#### EXERCISE PROMPT:
Copy out all of the data exactly as it appears.

-------- PROVIDED ENTRIES --------

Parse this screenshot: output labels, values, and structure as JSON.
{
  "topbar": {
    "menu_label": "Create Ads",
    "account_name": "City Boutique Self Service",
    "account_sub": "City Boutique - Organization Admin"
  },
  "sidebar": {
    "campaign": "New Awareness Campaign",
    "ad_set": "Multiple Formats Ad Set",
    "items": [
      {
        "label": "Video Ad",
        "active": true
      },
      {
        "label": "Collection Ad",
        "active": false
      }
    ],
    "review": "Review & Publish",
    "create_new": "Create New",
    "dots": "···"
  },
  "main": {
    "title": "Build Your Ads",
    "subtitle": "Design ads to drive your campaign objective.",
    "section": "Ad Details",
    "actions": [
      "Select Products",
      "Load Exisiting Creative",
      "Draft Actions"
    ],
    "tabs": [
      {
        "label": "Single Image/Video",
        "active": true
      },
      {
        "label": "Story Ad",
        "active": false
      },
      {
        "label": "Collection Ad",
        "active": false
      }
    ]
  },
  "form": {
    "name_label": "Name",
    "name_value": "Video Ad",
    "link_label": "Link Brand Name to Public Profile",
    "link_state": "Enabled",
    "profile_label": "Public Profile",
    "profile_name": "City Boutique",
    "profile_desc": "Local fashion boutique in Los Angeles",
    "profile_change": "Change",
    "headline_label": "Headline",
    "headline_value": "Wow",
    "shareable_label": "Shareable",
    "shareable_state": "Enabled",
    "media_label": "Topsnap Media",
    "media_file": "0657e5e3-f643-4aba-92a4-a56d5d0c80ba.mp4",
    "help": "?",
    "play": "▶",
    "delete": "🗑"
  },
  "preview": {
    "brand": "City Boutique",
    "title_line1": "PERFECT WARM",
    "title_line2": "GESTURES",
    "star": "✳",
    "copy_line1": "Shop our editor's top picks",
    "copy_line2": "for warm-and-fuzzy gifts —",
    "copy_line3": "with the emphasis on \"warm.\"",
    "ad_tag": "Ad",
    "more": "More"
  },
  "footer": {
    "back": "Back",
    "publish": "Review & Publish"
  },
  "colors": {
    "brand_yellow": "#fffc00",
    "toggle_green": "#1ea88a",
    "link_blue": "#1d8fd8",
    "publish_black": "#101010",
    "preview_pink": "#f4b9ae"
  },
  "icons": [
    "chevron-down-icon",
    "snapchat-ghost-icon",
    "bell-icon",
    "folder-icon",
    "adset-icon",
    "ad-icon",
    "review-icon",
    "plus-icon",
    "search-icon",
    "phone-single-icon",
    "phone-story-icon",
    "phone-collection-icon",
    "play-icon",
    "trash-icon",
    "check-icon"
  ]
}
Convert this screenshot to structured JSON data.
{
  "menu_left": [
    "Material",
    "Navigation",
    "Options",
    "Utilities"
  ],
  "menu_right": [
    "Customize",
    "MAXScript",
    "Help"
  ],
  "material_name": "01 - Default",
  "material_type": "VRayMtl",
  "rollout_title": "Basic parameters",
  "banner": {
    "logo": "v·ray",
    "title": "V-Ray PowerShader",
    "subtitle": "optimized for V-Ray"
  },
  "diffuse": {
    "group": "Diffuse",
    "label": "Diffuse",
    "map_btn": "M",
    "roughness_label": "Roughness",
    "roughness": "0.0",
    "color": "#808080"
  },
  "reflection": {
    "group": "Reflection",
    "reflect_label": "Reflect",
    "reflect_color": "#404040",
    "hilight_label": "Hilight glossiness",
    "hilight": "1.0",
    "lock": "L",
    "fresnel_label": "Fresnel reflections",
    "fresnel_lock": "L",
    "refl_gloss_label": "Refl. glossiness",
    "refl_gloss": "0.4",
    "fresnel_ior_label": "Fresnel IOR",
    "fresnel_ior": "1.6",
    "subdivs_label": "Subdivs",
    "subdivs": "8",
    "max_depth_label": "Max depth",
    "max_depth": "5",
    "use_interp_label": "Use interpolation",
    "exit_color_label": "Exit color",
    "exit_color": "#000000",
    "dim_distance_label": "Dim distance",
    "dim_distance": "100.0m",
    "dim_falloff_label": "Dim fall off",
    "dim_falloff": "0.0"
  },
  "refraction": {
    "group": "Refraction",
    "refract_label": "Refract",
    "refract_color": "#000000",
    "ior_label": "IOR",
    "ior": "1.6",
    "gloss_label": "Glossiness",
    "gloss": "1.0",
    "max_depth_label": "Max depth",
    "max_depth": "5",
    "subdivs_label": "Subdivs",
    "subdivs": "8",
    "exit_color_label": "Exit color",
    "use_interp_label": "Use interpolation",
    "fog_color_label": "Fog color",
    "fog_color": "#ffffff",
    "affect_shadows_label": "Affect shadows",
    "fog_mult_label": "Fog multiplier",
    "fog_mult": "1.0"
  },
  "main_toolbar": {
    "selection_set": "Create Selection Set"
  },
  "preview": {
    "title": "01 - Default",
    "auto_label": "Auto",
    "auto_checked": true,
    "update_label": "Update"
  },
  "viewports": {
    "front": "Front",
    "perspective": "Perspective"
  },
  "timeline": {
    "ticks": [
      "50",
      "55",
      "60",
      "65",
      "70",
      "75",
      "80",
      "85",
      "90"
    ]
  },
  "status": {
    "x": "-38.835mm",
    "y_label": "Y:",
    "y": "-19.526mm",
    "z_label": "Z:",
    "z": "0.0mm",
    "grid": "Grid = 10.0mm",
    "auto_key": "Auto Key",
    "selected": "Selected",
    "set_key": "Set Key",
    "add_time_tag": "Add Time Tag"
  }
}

--------

#### WRITTEN SOLUTION:
Parse this screenshot: output labels, values, and structure as JSON.
{
  "topbar": {
    "menu_label": "Create Ads",
    "account_name": "City Boutique Self Service",
    "account_sub": "City Boutique - Organization Admin"
  },
  "sidebar": {
    "campaign": "New Awareness Campaign",
    "ad_set": "Multiple Formats Ad Set",
    "items": [
      {
        "label": "Video Ad",
        "active": true
      },
      {
        "label": "Collection Ad",
        "active": false
      }
    ],
    "review": "Review & Publish",
    "create_new": "Create New",
    "dots": "···"
  },
  "main": {
    "title": "Build Your Ads",
    "subtitle": "Design ads to drive your campaign objective.",
    "section": "Ad Details",
    "actions": [
      "Select Products",
      "Load Exisiting Creative",
      "Draft Actions"
    ],
    "tabs": [
      {
        "label": "Single Image/Video",
        "active": true
      },
      {
        "label": "Story Ad",
        "active": false
      },
      {
        "label": "Collection Ad",
        "active": false
      }
    ]
  },
  "form": {
    "name_label": "Name",
    "name_value": "Video Ad",
    "link_label": "Link Brand Name to Public Profile",
    "link_state": "Enabled",
    "profile_label": "Public Profile",
    "profile_name": "City Boutique",
    "profile_desc": "Local fashion boutique in Los Angeles",
    "profile_change": "Change",
    "headline_label": "Headline",
    "headline_value": "Wow",
    "shareable_label": "Shareable",
    "shareable_state": "Enabled",
    "media_label": "Topsnap Media",
    "media_file": "0657e5e3-f643-4aba-92a4-a56d5d0c80ba.mp4",
    "help": "?",
    "play": "▶",
    "delete": "🗑"
  },
  "preview": {
    "brand": "City Boutique",
    "title_line1": "PERFECT WARM",
    "title_line2": "GESTURES",
    "star": "✳",
    "copy_line1": "Shop our editor's top picks",
    "copy_line2": "for warm-and-fuzzy gifts —",
    "copy_line3": "with the emphasis on \"warm.\"",
    "ad_tag": "Ad",
    "more": "More"
  },
  "footer": {
    "back": "Back",
    "publish": "Review & Publish"
  },
  "colors": {
    "brand_yellow": "#fffc00",
    "toggle_green": "#1ea88a",
    "link_blue": "#1d8fd8",
    "publish_black": "#101010",
    "preview_pink": "#f4b9ae"
  },
  "icons": [
    "chevron-down-icon",
    "snapchat-ghost-icon",
    "bell-icon",
    "folder-icon",
    "adset-icon",
    "ad-icon",
    "review-icon",
    "plus-icon",
    "search-icon",
    "phone-single-icon",
    "phone-story-icon",
    "phone-collection-icon",
    "play-icon",
    "trash-icon",
    "check-icon"
  ]
}
Convert this screenshot to structured JSON data.
{
  "menu_left": [
    "Material",
    "Navigation",
    "Options",
    "Utilities"
  ],
  "menu_right": [
    "Customize",
    "MAXScript",
    "Help"
  ],
  "material_name": "01 - Default",
  "material_type": "VRayMtl",
  "rollout_title": "Basic parameters",
  "banner": {
    "logo": "v·ray",
    "title": "V-Ray PowerShader",
    "subtitle": "optimized for V-Ray"
  },
  "diffuse": {
    "group": "Diffuse",
    "label": "Diffuse",
    "map_btn": "M",
    "roughness_label": "Roughness",
    "roughness": "0.0",
    "color": "#808080"
  },
  "reflection": {
    "group": "Reflection",
    "reflect_label": "Reflect",
    "reflect_color": "#404040",
    "hilight_label": "Hilight glossiness",
    "hilight": "1.0",
    "lock": "L",
    "fresnel_label": "Fresnel reflections",
    "fresnel_lock": "L",
    "refl_gloss_label": "Refl. glossiness",
    "refl_gloss": "0.4",
    "fresnel_ior_label": "Fresnel IOR",
    "fresnel_ior": "1.6",
    "subdivs_label": "Subdivs",
    "subdivs": "8",
    "max_depth_label": "Max depth",
    "max_depth": "5",
    "use_interp_label": "Use interpolation",
    "exit_color_label": "Exit color",
    "exit_color": "#000000",
    "dim_distance_label": "Dim distance",
    "dim_distance": "100.0m",
    "dim_falloff_label": "Dim fall off",
    "dim_falloff": "0.0"
  },
  "refraction": {
    "group": "Refraction",
    "refract_label": "Refract",
    "refract_color": "#000000",
    "ior_label": "IOR",
    "ior": "1.6",
    "gloss_label": "Glossiness",
    "gloss": "1.0",
    "max_depth_label": "Max depth",
    "max_depth": "5",
    "subdivs_label": "Subdivs",
    "subdivs": "8",
    "exit_color_label": "Exit color",
    "use_interp_label": "Use interpolation",
    "fog_color_label": "Fog color",
    "fog_color": "#ffffff",
    "affect_shadows_label": "Affect shadows",
    "fog_mult_label": "Fog multiplier",
    "fog_mult": "1.0"
  },
  "main_toolbar": {
    "selection_set": "Create Selection Set"
  },
  "preview": {
    "title": "01 - Default",
    "auto_label": "Auto",
    "auto_checked": true,
    "update_label": "Update"
  },
  "viewports": {
    "front": "Front",
    "perspective": "Perspective"
  },
  "timeline": {
    "ticks": [
      "50",
      "55",
      "60",
      "65",
      "70",
      "75",
      "80",
      "85",
      "90"
    ]
  },
  "status": {
    "x": "-38.835mm",
    "y_label": "Y:",
    "y": "-19.526mm",
    "z_label": "Z:",
    "z": "0.0mm",
    "grid": "Grid = 10.0mm",
    "auto_key": "Auto Key",
    "selected": "Selected",
    "set_key": "Set Key",
    "add_time_tag": "Add Time Tag"
  }
}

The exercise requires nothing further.